● Written problem
Quote all entries exactly, leaving pictures aside.

● Data in this exercise

— start —

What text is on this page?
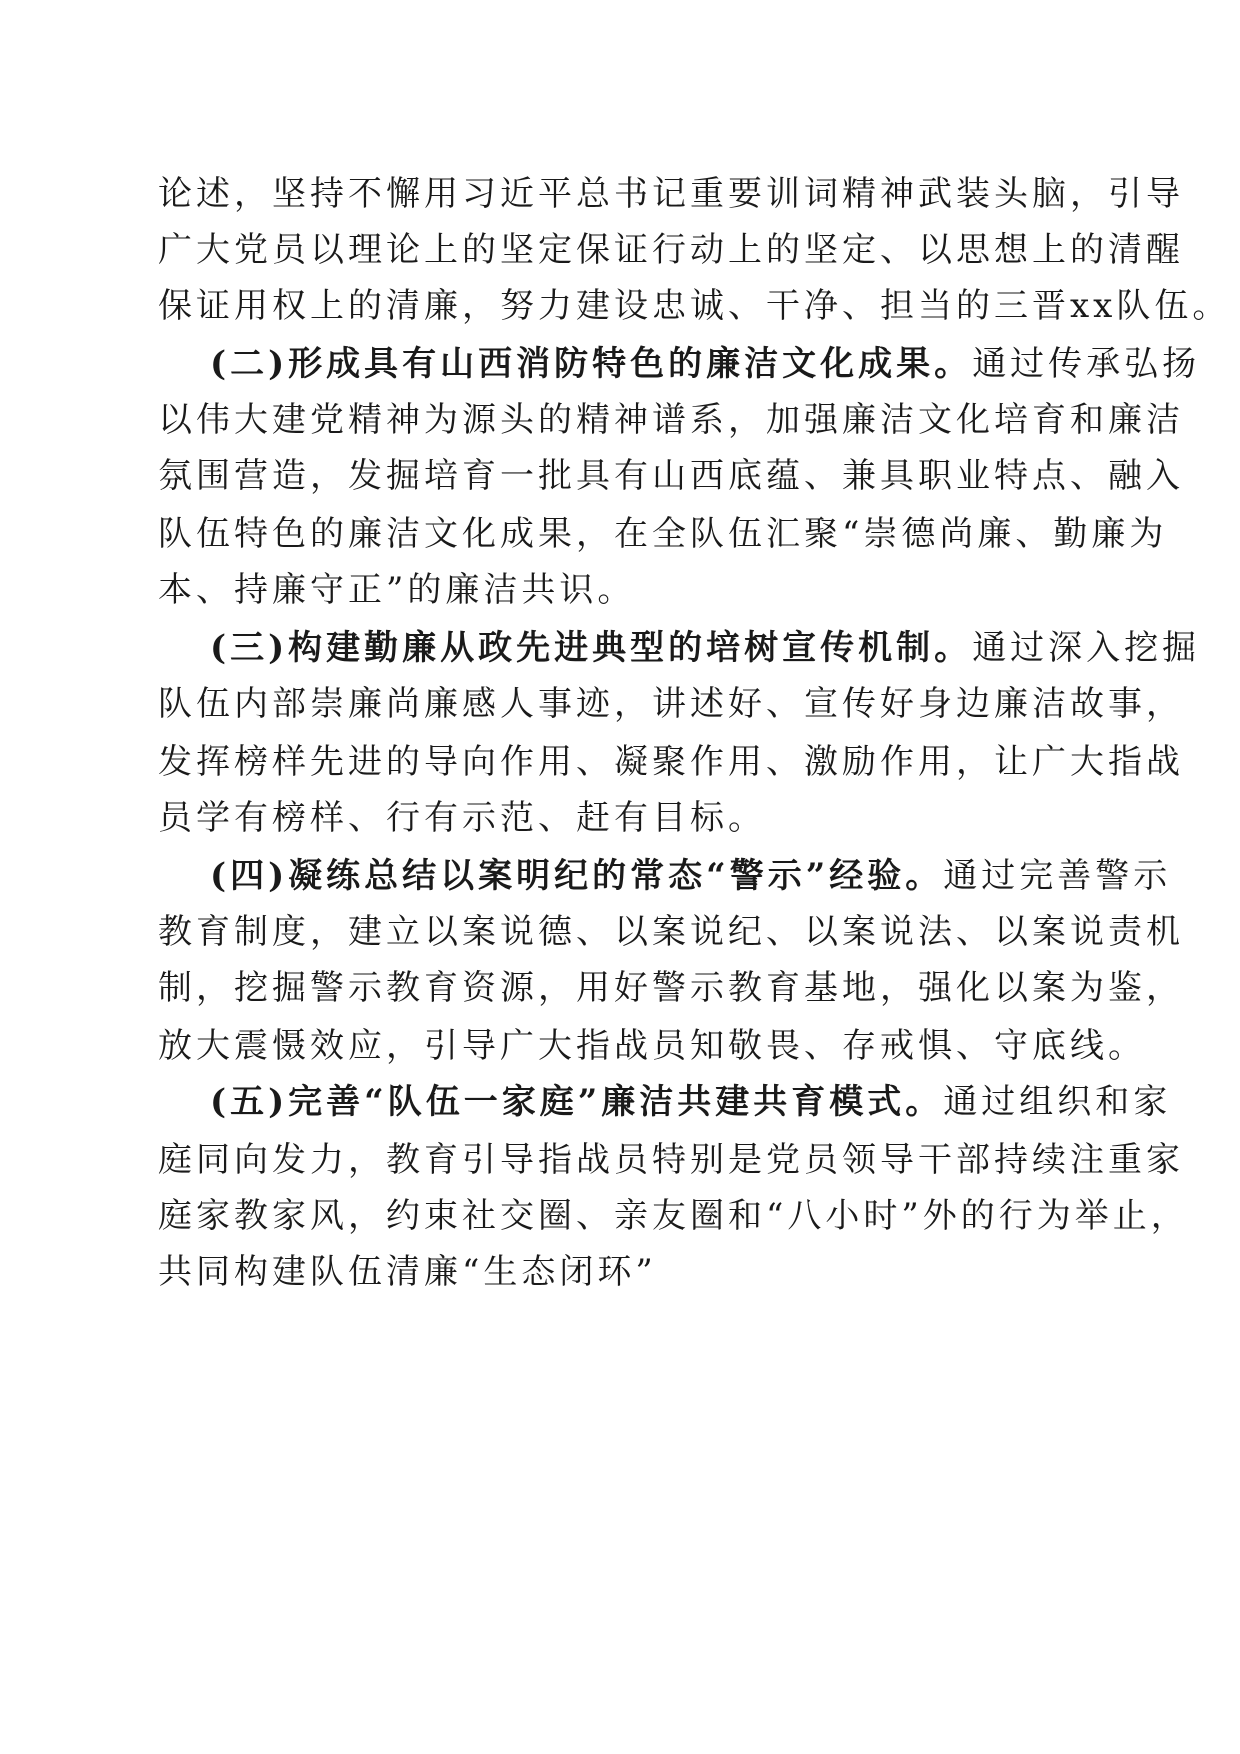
论述，坚持不懈用习近平总书记重要训词精神武装头脑，引导
广大党员以理论上的坚定保证行动上的坚定、以思想上的清醒
保证用权上的清廉，努力建设忠诚、干净、担当的三晋xx队伍。
(二)形成具有山西消防特色的廉洁文化成果。通过传承弘扬
以伟大建党精神为源头的精神谱系，加强廉洁文化培育和廉洁
氛围营造，发掘培育一批具有山西底蕴、兼具职业特点、融入
队伍特色的廉洁文化成果，在全队伍汇聚“崇德尚廉、勤廉为
本、持廉守正”的廉洁共识。
(三)构建勤廉从政先进典型的培树宣传机制。通过深入挖掘
队伍内部崇廉尚廉感人事迹，讲述好、宣传好身边廉洁故事，
发挥榜样先进的导向作用、凝聚作用、激励作用，让广大指战
员学有榜样、行有示范、赶有目标。
(四)凝练总结以案明纪的常态“警示”经验。通过完善警示
教育制度，建立以案说德、以案说纪、以案说法、以案说责机
制，挖掘警示教育资源，用好警示教育基地，强化以案为鉴，
放大震慑效应，引导广大指战员知敬畏、存戒惧、守底线。
(五)完善“队伍一家庭”廉洁共建共育模式。通过组织和家
庭同向发力，教育引导指战员特别是党员领导干部持续注重家
庭家教家风，约束社交圈、亲友圈和“八小时”外的行为举止，
共同构建队伍清廉“生态闭环”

— end —

● The answer
What text is on this page?
论述，坚持不懈用习近平总书记重要训词精神武装头脑，引导
广大党员以理论上的坚定保证行动上的坚定、以思想上的清醒
保证用权上的清廉，努力建设忠诚、干净、担当的三晋xx队伍。
(二)形成具有山西消防特色的廉洁文化成果。通过传承弘扬
以伟大建党精神为源头的精神谱系，加强廉洁文化培育和廉洁
氛围营造，发掘培育一批具有山西底蕴、兼具职业特点、融入
队伍特色的廉洁文化成果，在全队伍汇聚“崇德尚廉、勤廉为
本、持廉守正”的廉洁共识。
(三)构建勤廉从政先进典型的培树宣传机制。通过深入挖掘
队伍内部崇廉尚廉感人事迹，讲述好、宣传好身边廉洁故事，
发挥榜样先进的导向作用、凝聚作用、激励作用，让广大指战
员学有榜样、行有示范、赶有目标。
(四)凝练总结以案明纪的常态“警示”经验。通过完善警示
教育制度，建立以案说德、以案说纪、以案说法、以案说责机
制，挖掘警示教育资源，用好警示教育基地，强化以案为鉴，
放大震慑效应，引导广大指战员知敬畏、存戒惧、守底线。
(五)完善“队伍一家庭”廉洁共建共育模式。通过组织和家
庭同向发力，教育引导指战员特别是党员领导干部持续注重家
庭家教家风，约束社交圈、亲友圈和“八小时”外的行为举止，
共同构建队伍清廉“生态闭环”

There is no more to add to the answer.